> _WRITTEN PROBLEM_:
Each line of the material below should be reproduced exactly.

> _RAW DATA_:
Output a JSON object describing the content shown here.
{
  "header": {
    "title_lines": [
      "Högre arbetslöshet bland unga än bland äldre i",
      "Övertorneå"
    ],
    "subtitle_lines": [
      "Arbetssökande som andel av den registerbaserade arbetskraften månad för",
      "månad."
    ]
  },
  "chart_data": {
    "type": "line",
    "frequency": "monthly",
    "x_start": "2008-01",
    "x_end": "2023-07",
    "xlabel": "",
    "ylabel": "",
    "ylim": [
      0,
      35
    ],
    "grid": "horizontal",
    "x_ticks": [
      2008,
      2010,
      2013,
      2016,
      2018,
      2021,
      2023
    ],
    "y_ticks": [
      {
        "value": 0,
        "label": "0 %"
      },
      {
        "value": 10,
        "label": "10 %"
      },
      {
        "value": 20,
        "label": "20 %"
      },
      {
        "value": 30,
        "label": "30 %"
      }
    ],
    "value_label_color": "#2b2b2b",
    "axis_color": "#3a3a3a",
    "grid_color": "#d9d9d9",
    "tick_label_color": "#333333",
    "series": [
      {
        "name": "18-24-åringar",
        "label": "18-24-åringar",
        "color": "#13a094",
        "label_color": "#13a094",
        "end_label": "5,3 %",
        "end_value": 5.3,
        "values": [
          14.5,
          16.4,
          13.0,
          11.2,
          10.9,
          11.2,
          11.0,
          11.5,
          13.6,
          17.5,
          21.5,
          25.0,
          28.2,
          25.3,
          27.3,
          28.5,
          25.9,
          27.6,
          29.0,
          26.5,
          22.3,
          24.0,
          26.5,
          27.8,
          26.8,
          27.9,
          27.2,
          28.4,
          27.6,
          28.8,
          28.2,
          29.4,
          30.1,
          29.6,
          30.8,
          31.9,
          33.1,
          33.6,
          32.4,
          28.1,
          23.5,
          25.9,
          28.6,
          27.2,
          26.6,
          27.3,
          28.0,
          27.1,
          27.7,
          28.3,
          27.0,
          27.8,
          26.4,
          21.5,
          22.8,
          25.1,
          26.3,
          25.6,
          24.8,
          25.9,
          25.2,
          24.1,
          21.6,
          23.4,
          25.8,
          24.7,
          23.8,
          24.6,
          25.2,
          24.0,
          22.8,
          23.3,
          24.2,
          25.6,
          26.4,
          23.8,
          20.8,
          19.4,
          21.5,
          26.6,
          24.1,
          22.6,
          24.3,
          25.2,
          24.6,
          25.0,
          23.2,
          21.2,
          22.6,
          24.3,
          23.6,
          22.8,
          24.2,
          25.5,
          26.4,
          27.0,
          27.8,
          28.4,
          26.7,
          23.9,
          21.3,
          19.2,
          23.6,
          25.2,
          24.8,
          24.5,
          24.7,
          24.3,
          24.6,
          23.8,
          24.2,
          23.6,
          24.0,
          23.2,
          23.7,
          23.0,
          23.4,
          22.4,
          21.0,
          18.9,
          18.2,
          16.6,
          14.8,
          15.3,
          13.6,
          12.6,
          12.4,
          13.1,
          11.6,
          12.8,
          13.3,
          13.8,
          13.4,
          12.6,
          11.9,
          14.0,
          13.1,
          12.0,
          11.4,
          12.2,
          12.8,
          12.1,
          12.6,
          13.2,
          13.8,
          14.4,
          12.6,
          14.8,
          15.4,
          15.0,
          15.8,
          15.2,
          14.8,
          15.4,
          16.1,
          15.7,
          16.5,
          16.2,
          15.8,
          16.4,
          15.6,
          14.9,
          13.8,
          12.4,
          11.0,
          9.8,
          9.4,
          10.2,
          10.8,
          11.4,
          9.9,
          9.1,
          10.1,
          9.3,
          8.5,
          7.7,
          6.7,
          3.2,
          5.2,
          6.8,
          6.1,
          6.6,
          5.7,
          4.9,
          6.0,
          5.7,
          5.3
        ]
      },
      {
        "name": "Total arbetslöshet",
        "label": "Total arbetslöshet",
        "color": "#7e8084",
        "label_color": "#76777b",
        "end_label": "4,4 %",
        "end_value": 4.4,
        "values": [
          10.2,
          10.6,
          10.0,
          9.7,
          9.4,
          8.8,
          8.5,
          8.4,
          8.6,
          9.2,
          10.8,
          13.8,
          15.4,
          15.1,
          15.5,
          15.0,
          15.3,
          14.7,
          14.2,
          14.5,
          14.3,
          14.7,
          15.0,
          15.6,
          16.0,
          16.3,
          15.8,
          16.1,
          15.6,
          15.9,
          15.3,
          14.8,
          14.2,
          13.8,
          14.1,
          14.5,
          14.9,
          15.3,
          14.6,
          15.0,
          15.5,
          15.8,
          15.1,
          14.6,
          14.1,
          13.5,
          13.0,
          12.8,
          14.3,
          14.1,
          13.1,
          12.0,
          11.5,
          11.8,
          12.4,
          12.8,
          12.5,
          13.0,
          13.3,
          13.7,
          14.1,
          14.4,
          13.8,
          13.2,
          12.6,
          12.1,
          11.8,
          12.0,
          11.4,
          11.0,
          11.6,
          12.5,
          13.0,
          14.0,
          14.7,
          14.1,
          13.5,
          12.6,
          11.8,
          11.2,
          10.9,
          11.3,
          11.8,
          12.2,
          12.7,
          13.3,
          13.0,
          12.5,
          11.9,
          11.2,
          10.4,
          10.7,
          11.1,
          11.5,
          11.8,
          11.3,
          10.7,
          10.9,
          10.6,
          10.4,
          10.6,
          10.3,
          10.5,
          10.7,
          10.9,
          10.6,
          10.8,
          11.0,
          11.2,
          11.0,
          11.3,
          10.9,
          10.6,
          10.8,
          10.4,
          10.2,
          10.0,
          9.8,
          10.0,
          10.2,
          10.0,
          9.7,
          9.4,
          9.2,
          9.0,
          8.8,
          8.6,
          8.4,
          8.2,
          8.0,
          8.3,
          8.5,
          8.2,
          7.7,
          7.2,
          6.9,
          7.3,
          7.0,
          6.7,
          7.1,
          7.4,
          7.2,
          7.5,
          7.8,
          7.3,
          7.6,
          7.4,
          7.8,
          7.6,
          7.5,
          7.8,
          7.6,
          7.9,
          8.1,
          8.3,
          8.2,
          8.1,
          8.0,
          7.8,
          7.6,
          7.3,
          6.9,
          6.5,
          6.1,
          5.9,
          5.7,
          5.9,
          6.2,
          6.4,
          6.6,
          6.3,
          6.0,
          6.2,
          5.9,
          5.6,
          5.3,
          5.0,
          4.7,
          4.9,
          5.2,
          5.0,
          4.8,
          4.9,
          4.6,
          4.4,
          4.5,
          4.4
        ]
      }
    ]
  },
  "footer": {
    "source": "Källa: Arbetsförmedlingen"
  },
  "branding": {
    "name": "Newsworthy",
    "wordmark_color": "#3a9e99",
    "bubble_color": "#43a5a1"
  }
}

> _CORRECT RESULT_:
Output a JSON object describing the content shown here.
{
  "header": {
    "title_lines": [
      "Högre arbetslöshet bland unga än bland äldre i",
      "Övertorneå"
    ],
    "subtitle_lines": [
      "Arbetssökande som andel av den registerbaserade arbetskraften månad för",
      "månad."
    ]
  },
  "chart_data": {
    "type": "line",
    "frequency": "monthly",
    "x_start": "2008-01",
    "x_end": "2023-07",
    "xlabel": "",
    "ylabel": "",
    "ylim": [
      0,
      35
    ],
    "grid": "horizontal",
    "x_ticks": [
      2008,
      2010,
      2013,
      2016,
      2018,
      2021,
      2023
    ],
    "y_ticks": [
      {
        "value": 0,
        "label": "0 %"
      },
      {
        "value": 10,
        "label": "10 %"
      },
      {
        "value": 20,
        "label": "20 %"
      },
      {
        "value": 30,
        "label": "30 %"
      }
    ],
    "value_label_color": "#2b2b2b",
    "axis_color": "#3a3a3a",
    "grid_color": "#d9d9d9",
    "tick_label_color": "#333333",
    "series": [
      {
        "name": "18-24-åringar",
        "label": "18-24-åringar",
        "color": "#13a094",
        "label_color": "#13a094",
        "end_label": "5,3 %",
        "end_value": 5.3,
        "values": [
          14.5,
          16.4,
          13.0,
          11.2,
          10.9,
          11.2,
          11.0,
          11.5,
          13.6,
          17.5,
          21.5,
          25.0,
          28.2,
          25.3,
          27.3,
          28.5,
          25.9,
          27.6,
          29.0,
          26.5,
          22.3,
          24.0,
          26.5,
          27.8,
          26.8,
          27.9,
          27.2,
          28.4,
          27.6,
          28.8,
          28.2,
          29.4,
          30.1,
          29.6,
          30.8,
          31.9,
          33.1,
          33.6,
          32.4,
          28.1,
          23.5,
          25.9,
          28.6,
          27.2,
          26.6,
          27.3,
          28.0,
          27.1,
          27.7,
          28.3,
          27.0,
          27.8,
          26.4,
          21.5,
          22.8,
          25.1,
          26.3,
          25.6,
          24.8,
          25.9,
          25.2,
          24.1,
          21.6,
          23.4,
          25.8,
          24.7,
          23.8,
          24.6,
          25.2,
          24.0,
          22.8,
          23.3,
          24.2,
          25.6,
          26.4,
          23.8,
          20.8,
          19.4,
          21.5,
          26.6,
          24.1,
          22.6,
          24.3,
          25.2,
          24.6,
          25.0,
          23.2,
          21.2,
          22.6,
          24.3,
          23.6,
          22.8,
          24.2,
          25.5,
          26.4,
          27.0,
          27.8,
          28.4,
          26.7,
          23.9,
          21.3,
          19.2,
          23.6,
          25.2,
          24.8,
          24.5,
          24.7,
          24.3,
          24.6,
          23.8,
          24.2,
          23.6,
          24.0,
          23.2,
          23.7,
          23.0,
          23.4,
          22.4,
          21.0,
          18.9,
          18.2,
          16.6,
          14.8,
          15.3,
          13.6,
          12.6,
          12.4,
          13.1,
          11.6,
          12.8,
          13.3,
          13.8,
          13.4,
          12.6,
          11.9,
          14.0,
          13.1,
          12.0,
          11.4,
          12.2,
          12.8,
          12.1,
          12.6,
          13.2,
          13.8,
          14.4,
          12.6,
          14.8,
          15.4,
          15.0,
          15.8,
          15.2,
          14.8,
          15.4,
          16.1,
          15.7,
          16.5,
          16.2,
          15.8,
          16.4,
          15.6,
          14.9,
          13.8,
          12.4,
          11.0,
          9.8,
          9.4,
          10.2,
          10.8,
          11.4,
          9.9,
          9.1,
          10.1,
          9.3,
          8.5,
          7.7,
          6.7,
          3.2,
          5.2,
          6.8,
          6.1,
          6.6,
          5.7,
          4.9,
          6.0,
          5.7,
          5.3
        ]
      },
      {
        "name": "Total arbetslöshet",
        "label": "Total arbetslöshet",
        "color": "#7e8084",
        "label_color": "#76777b",
        "end_label": "4,4 %",
        "end_value": 4.4,
        "values": [
          10.2,
          10.6,
          10.0,
          9.7,
          9.4,
          8.8,
          8.5,
          8.4,
          8.6,
          9.2,
          10.8,
          13.8,
          15.4,
          15.1,
          15.5,
          15.0,
          15.3,
          14.7,
          14.2,
          14.5,
          14.3,
          14.7,
          15.0,
          15.6,
          16.0,
          16.3,
          15.8,
          16.1,
          15.6,
          15.9,
          15.3,
          14.8,
          14.2,
          13.8,
          14.1,
          14.5,
          14.9,
          15.3,
          14.6,
          15.0,
          15.5,
          15.8,
          15.1,
          14.6,
          14.1,
          13.5,
          13.0,
          12.8,
          14.3,
          14.1,
          13.1,
          12.0,
          11.5,
          11.8,
          12.4,
          12.8,
          12.5,
          13.0,
          13.3,
          13.7,
          14.1,
          14.4,
          13.8,
          13.2,
          12.6,
          12.1,
          11.8,
          12.0,
          11.4,
          11.0,
          11.6,
          12.5,
          13.0,
          14.0,
          14.7,
          14.1,
          13.5,
          12.6,
          11.8,
          11.2,
          10.9,
          11.3,
          11.8,
          12.2,
          12.7,
          13.3,
          13.0,
          12.5,
          11.9,
          11.2,
          10.4,
          10.7,
          11.1,
          11.5,
          11.8,
          11.3,
          10.7,
          10.9,
          10.6,
          10.4,
          10.6,
          10.3,
          10.5,
          10.7,
          10.9,
          10.6,
          10.8,
          11.0,
          11.2,
          11.0,
          11.3,
          10.9,
          10.6,
          10.8,
          10.4,
          10.2,
          10.0,
          9.8,
          10.0,
          10.2,
          10.0,
          9.7,
          9.4,
          9.2,
          9.0,
          8.8,
          8.6,
          8.4,
          8.2,
          8.0,
          8.3,
          8.5,
          8.2,
          7.7,
          7.2,
          6.9,
          7.3,
          7.0,
          6.7,
          7.1,
          7.4,
          7.2,
          7.5,
          7.8,
          7.3,
          7.6,
          7.4,
          7.8,
          7.6,
          7.5,
          7.8,
          7.6,
          7.9,
          8.1,
          8.3,
          8.2,
          8.1,
          8.0,
          7.8,
          7.6,
          7.3,
          6.9,
          6.5,
          6.1,
          5.9,
          5.7,
          5.9,
          6.2,
          6.4,
          6.6,
          6.3,
          6.0,
          6.2,
          5.9,
          5.6,
          5.3,
          5.0,
          4.7,
          4.9,
          5.2,
          5.0,
          4.8,
          4.9,
          4.6,
          4.4,
          4.5,
          4.4
        ]
      }
    ]
  },
  "footer": {
    "source": "Källa: Arbetsförmedlingen"
  },
  "branding": {
    "name": "Newsworthy",
    "wordmark_color": "#3a9e99",
    "bubble_color": "#43a5a1"
  }
}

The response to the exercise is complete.